** BEGIN Record set **

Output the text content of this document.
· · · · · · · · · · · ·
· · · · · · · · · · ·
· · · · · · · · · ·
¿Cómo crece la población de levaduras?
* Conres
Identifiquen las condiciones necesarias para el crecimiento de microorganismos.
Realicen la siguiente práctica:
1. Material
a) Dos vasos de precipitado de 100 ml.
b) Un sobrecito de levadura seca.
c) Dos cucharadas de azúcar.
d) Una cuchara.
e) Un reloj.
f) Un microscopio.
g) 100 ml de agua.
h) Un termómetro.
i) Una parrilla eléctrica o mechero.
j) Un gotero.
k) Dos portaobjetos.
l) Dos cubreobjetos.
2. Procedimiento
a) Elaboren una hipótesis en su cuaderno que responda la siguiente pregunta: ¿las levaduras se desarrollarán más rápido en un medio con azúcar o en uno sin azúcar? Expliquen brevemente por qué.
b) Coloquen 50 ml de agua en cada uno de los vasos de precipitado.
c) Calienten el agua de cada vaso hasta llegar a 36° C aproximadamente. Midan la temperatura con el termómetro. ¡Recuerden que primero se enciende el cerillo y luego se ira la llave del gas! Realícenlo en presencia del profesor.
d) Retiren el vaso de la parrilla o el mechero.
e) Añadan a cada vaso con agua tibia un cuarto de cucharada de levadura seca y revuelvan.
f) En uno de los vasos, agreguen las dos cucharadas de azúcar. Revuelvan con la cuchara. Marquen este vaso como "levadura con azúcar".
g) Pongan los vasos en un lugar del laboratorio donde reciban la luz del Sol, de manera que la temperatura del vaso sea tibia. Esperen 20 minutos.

** END Record set **

- [Required task]
Produce an exact copy of all the records.

- [Final result]
Output the text content of this document.
· · · · · · · · · · · ·
· · · · · · · · · · ·
· · · · · · · · · ·
¿Cómo crece la población de levaduras?
* Conres
Identifiquen las condiciones necesarias para el crecimiento de microorganismos.
Realicen la siguiente práctica:
1. Material
a) Dos vasos de precipitado de 100 ml.
b) Un sobrecito de levadura seca.
c) Dos cucharadas de azúcar.
d) Una cuchara.
e) Un reloj.
f) Un microscopio.
g) 100 ml de agua.
h) Un termómetro.
i) Una parrilla eléctrica o mechero.
j) Un gotero.
k) Dos portaobjetos.
l) Dos cubreobjetos.
2. Procedimiento
a) Elaboren una hipótesis en su cuaderno que responda la siguiente pregunta: ¿las levaduras se desarrollarán más rápido en un medio con azúcar o en uno sin azúcar? Expliquen brevemente por qué.
b) Coloquen 50 ml de agua en cada uno de los vasos de precipitado.
c) Calienten el agua de cada vaso hasta llegar a 36° C aproximadamente. Midan la temperatura con el termómetro. ¡Recuerden que primero se enciende el cerillo y luego se ira la llave del gas! Realícenlo en presencia del profesor.
d) Retiren el vaso de la parrilla o el mechero.
e) Añadan a cada vaso con agua tibia un cuarto de cucharada de levadura seca y revuelvan.
f) En uno de los vasos, agreguen las dos cucharadas de azúcar. Revuelvan con la cuchara. Marquen este vaso como "levadura con azúcar".
g) Pongan los vasos en un lugar del laboratorio donde reciban la luz del Sol, de manera que la temperatura del vaso sea tibia. Esperen 20 minutos.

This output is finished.